Reproduce the lines of the data without alteration, starting at the line containing "bar-cn [109, 353, 148, 415]" and ending at the line containing "chart-title: Publicações em", with both of those lines included.

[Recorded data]
>> Begin

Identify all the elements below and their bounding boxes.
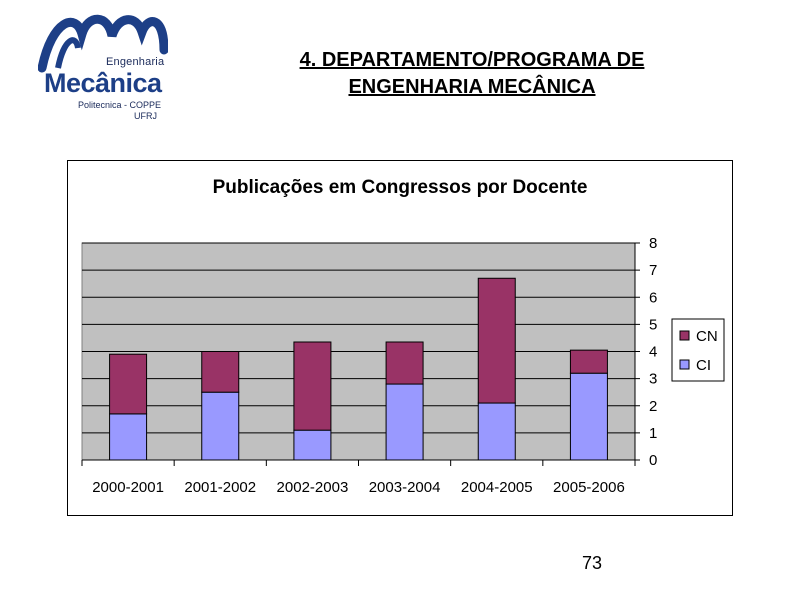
bar-cn [109, 353, 148, 415]
y-tick-label: 5 [649, 316, 657, 333]
y-tick-label: 6 [649, 289, 657, 306]
legend-swatch-cn [679, 330, 690, 341]
legend-label-cn: CN [696, 328, 718, 345]
y-tick-label: 3 [649, 371, 657, 388]
bar-cn [569, 349, 608, 374]
logo-sub-text: Politecnica - COPPE [78, 100, 162, 110]
stacked-bar-chart: Publicações em Congressos por Docente 0 1 2… [81, 177, 725, 496]
bar-cn [293, 341, 332, 431]
bar-ci [201, 391, 240, 461]
slide-title-line-2: ENGENHARIA MECÂNICA [348, 76, 596, 98]
chart-container: Publicações em Congressos por Docente 0 1 2… [67, 160, 733, 516]
logo-top-text: Engenharia [106, 56, 165, 68]
x-tick-label: 2000-2001 [92, 479, 164, 496]
y-tick-label: 1 [649, 425, 657, 442]
legend-box [671, 318, 725, 382]
x-tick-label: 2002-2003 [277, 479, 349, 496]
bar-cn [201, 351, 240, 393]
y-tick-label: 0 [649, 452, 657, 469]
y-tick-label: 7 [649, 262, 657, 279]
y-tick-label: 4 [649, 344, 657, 361]
logo: Engenharia Mecânica Politecnica - COPPE … [38, 10, 168, 122]
bar-ci [385, 383, 424, 461]
page-number: 73 [582, 553, 603, 573]
logo-main-text: Mecânica [44, 68, 162, 98]
y-tick-label: 2 [649, 398, 657, 415]
chart-title: Publicações em Congressos por Docente [213, 177, 588, 198]
y-tick-label: 8 [649, 235, 657, 252]
bar-cn [477, 277, 516, 404]
x-tick-label: 2003-2004 [369, 479, 441, 496]
x-tick-label: 2001-2002 [184, 479, 256, 496]
bar-cn [385, 341, 424, 385]
bar-ci [477, 402, 516, 461]
x-tick-label: 2004-2005 [461, 479, 533, 496]
bar-ci [109, 413, 148, 461]
logo-arches-graphic [38, 14, 168, 73]
legend-swatch-ci [679, 359, 690, 370]
legend-label-ci: CI [696, 357, 711, 374]
x-tick-label: 2005-2006 [553, 479, 625, 496]
slide-title: 4. DEPARTAMENTO/PROGRAMA DE ENGENHARIA M… [222, 47, 722, 101]
logo-sub-text-2: UFRJ [134, 111, 157, 121]
bar-ci [293, 429, 332, 461]
slide-title-line-1: 4. DEPARTAMENTO/PROGRAMA DE [299, 49, 645, 71]
bar-ci [569, 372, 608, 461]
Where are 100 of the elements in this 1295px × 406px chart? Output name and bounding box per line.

>> End

→ SOLUTION:
bar-cn [109, 353, 148, 415]
y-tick-label: 5 [649, 316, 657, 333]
y-tick-label: 6 [649, 289, 657, 306]
legend-swatch-cn [679, 330, 690, 341]
legend-label-cn: CN [696, 328, 718, 345]
y-tick-label: 3 [649, 371, 657, 388]
bar-cn [569, 349, 608, 374]
logo-sub-text: Politecnica - COPPE [78, 100, 162, 110]
stacked-bar-chart: Publicações em Congressos por Docente 0 1 2… [81, 177, 725, 496]
bar-cn [293, 341, 332, 431]
bar-ci [201, 391, 240, 461]
slide-title-line-2: ENGENHARIA MECÂNICA [348, 76, 596, 98]
chart-container: Publicações em Congressos por Docente 0 1 2… [67, 160, 733, 516]
logo-top-text: Engenharia [106, 56, 165, 68]
x-tick-label: 2000-2001 [92, 479, 164, 496]
y-tick-label: 1 [649, 425, 657, 442]
legend-box [671, 318, 725, 382]
x-tick-label: 2002-2003 [277, 479, 349, 496]
bar-cn [201, 351, 240, 393]
y-tick-label: 0 [649, 452, 657, 469]
y-tick-label: 7 [649, 262, 657, 279]
y-tick-label: 4 [649, 344, 657, 361]
logo: Engenharia Mecânica Politecnica - COPPE … [38, 10, 168, 122]
bar-ci [385, 383, 424, 461]
page-number: 73 [582, 553, 603, 573]
logo-main-text: Mecânica [44, 68, 162, 98]
y-tick-label: 2 [649, 398, 657, 415]
chart-title: Publicações em Congressos por Docente [213, 177, 588, 198]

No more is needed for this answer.